(JOB): Drop all pictures and repeat exactly the lines from the line holding "Output a JSON" through the end of the records.

(Dataset excerpts):

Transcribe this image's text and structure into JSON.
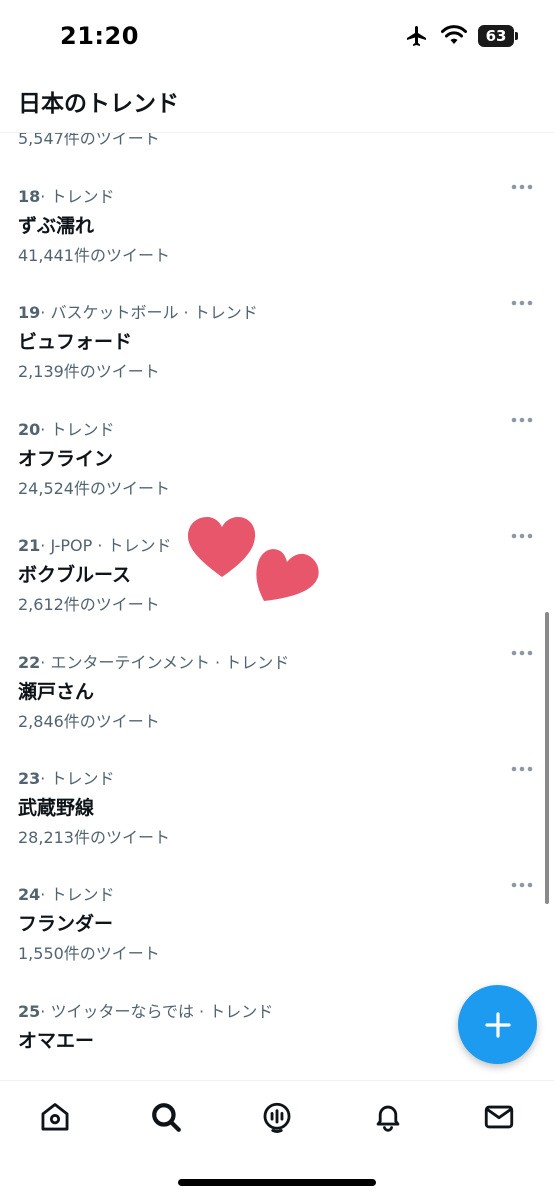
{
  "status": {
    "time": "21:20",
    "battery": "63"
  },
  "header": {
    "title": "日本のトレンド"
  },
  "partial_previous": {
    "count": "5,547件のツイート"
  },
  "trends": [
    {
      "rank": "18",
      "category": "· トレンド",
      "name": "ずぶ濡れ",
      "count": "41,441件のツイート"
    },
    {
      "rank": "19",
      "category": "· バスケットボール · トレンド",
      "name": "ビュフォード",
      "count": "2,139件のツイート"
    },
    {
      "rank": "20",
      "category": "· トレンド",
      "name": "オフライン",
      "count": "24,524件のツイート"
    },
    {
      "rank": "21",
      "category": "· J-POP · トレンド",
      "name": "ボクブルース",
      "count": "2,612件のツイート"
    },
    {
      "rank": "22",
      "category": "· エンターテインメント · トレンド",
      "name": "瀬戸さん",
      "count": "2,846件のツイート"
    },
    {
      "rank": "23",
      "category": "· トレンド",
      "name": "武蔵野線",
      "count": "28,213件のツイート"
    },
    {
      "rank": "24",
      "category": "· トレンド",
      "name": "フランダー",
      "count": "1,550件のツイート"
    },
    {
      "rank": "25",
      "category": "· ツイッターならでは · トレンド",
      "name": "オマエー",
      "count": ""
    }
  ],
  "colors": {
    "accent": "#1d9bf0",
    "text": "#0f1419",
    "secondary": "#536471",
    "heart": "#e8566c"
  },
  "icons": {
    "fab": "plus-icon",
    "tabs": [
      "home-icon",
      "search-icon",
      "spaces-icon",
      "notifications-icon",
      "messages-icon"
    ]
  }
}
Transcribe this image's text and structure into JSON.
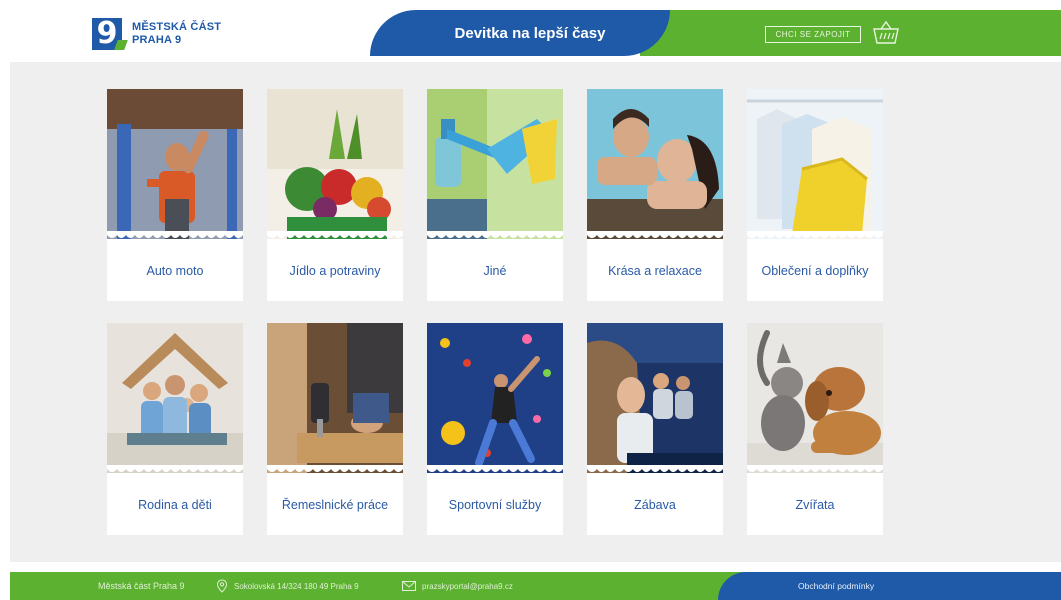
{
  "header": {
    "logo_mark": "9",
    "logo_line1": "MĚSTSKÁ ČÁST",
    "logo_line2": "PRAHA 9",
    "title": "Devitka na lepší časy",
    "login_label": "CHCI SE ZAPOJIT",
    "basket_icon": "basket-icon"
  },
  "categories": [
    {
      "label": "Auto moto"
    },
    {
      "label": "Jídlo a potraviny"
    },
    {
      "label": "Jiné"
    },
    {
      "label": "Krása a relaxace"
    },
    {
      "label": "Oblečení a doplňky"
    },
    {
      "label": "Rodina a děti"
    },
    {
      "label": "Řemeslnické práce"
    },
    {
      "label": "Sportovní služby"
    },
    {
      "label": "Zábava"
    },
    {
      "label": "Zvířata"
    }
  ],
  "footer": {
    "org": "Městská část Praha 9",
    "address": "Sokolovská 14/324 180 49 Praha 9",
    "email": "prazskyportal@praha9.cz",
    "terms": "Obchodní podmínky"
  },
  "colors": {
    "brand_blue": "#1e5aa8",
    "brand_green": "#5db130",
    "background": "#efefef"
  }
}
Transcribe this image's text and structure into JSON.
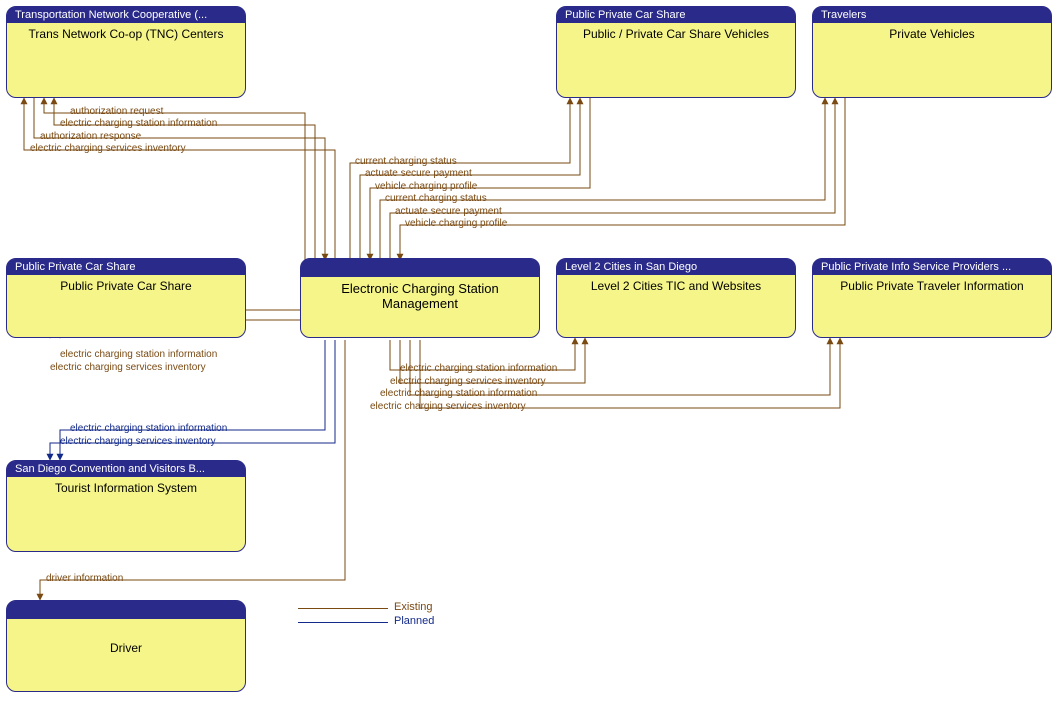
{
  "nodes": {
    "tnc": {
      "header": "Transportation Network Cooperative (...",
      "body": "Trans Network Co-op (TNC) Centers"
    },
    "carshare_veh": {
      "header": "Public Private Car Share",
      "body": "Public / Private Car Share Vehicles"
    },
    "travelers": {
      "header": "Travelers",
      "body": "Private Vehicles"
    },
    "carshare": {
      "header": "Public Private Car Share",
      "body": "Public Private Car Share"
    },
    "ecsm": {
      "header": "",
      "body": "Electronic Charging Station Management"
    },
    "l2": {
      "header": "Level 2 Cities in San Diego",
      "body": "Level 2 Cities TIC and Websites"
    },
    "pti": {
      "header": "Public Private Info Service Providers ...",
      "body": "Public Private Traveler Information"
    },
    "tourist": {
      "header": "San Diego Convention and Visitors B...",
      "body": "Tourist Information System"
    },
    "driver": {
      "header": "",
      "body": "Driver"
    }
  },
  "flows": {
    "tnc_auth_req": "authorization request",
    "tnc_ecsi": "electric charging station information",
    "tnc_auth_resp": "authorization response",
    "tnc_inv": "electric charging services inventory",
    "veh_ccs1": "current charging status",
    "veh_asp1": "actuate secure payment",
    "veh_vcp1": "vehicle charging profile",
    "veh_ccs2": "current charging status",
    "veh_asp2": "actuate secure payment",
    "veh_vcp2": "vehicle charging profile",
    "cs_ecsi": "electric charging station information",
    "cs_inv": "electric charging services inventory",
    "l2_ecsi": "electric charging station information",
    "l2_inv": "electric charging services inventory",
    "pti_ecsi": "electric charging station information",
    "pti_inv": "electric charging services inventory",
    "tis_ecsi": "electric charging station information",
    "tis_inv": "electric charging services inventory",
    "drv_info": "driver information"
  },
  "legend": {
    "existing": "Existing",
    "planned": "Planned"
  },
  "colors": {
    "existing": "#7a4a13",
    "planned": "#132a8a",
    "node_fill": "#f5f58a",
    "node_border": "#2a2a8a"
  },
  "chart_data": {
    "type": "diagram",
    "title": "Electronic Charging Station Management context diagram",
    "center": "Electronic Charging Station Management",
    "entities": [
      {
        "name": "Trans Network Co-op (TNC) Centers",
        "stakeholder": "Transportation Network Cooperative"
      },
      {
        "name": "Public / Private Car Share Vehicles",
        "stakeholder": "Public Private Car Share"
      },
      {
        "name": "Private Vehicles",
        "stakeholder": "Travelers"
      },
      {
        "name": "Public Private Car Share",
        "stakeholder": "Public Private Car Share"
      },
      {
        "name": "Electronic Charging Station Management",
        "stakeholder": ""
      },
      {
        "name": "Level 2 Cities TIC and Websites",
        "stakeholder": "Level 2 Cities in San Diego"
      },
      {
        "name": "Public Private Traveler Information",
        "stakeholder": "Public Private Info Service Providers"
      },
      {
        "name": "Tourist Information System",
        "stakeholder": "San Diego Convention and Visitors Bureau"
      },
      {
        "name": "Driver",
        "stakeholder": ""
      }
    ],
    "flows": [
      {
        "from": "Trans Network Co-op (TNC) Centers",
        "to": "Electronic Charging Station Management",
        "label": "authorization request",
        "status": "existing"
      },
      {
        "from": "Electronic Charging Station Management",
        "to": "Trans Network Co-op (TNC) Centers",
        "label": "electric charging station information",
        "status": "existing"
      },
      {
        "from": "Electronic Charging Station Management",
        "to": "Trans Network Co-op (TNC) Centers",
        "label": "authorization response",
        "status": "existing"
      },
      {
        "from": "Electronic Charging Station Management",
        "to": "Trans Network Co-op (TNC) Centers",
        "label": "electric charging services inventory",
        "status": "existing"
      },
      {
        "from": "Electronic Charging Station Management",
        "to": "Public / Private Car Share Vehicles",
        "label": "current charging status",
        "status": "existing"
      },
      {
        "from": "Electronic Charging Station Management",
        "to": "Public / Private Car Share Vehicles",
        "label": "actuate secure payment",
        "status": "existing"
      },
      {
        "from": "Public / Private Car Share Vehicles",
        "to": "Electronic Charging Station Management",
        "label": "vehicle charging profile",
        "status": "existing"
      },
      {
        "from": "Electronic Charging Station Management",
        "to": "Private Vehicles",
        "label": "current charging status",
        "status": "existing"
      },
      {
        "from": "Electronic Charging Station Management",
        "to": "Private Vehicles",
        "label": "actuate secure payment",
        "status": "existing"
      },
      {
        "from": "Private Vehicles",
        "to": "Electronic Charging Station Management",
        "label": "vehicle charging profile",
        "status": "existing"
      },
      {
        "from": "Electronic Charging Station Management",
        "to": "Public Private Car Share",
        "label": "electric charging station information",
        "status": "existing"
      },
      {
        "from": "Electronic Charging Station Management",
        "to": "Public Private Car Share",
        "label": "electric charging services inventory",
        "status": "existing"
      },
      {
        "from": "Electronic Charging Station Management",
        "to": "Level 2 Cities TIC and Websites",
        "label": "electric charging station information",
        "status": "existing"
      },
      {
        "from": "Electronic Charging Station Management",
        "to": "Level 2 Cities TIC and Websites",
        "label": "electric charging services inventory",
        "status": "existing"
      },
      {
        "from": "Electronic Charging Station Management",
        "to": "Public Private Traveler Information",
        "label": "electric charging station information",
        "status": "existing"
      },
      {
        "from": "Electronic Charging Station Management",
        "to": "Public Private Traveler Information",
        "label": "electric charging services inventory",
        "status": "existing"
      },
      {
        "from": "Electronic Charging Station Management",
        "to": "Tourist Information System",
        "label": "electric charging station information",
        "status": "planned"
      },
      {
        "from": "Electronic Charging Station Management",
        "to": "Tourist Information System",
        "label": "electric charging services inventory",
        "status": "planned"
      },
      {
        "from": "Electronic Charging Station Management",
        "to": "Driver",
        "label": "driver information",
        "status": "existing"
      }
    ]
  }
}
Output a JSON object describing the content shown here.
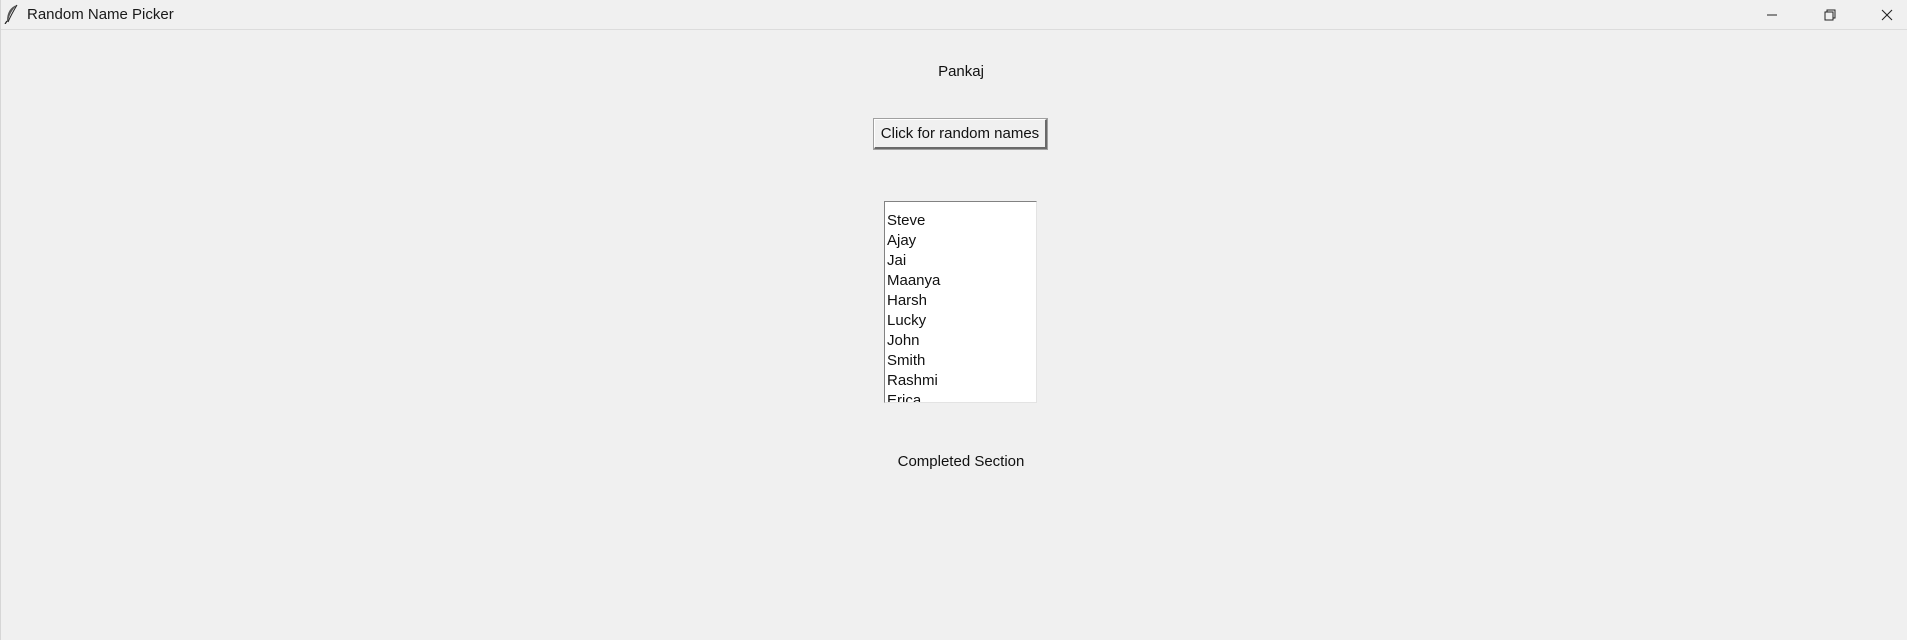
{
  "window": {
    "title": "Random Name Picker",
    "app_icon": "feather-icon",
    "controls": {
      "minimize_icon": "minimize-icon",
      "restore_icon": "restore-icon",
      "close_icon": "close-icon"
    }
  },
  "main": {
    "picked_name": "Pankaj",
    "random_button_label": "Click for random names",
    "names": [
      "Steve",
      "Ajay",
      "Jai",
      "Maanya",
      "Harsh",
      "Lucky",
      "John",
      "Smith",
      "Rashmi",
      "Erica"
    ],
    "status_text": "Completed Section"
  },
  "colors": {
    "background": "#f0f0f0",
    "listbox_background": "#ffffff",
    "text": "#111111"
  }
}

(OUTPUT OF THE TASK):
Output a JSON object describing the content shown here.
{
  "window": {
    "title": "Random Name Picker",
    "app_icon": "feather-icon",
    "controls": {
      "minimize_icon": "minimize-icon",
      "restore_icon": "restore-icon",
      "close_icon": "close-icon"
    }
  },
  "main": {
    "picked_name": "Pankaj",
    "random_button_label": "Click for random names",
    "names": [
      "Steve",
      "Ajay",
      "Jai",
      "Maanya",
      "Harsh",
      "Lucky",
      "John",
      "Smith",
      "Rashmi",
      "Erica"
    ],
    "status_text": "Completed Section"
  },
  "colors": {
    "background": "#f0f0f0",
    "listbox_background": "#ffffff",
    "text": "#111111"
  }
}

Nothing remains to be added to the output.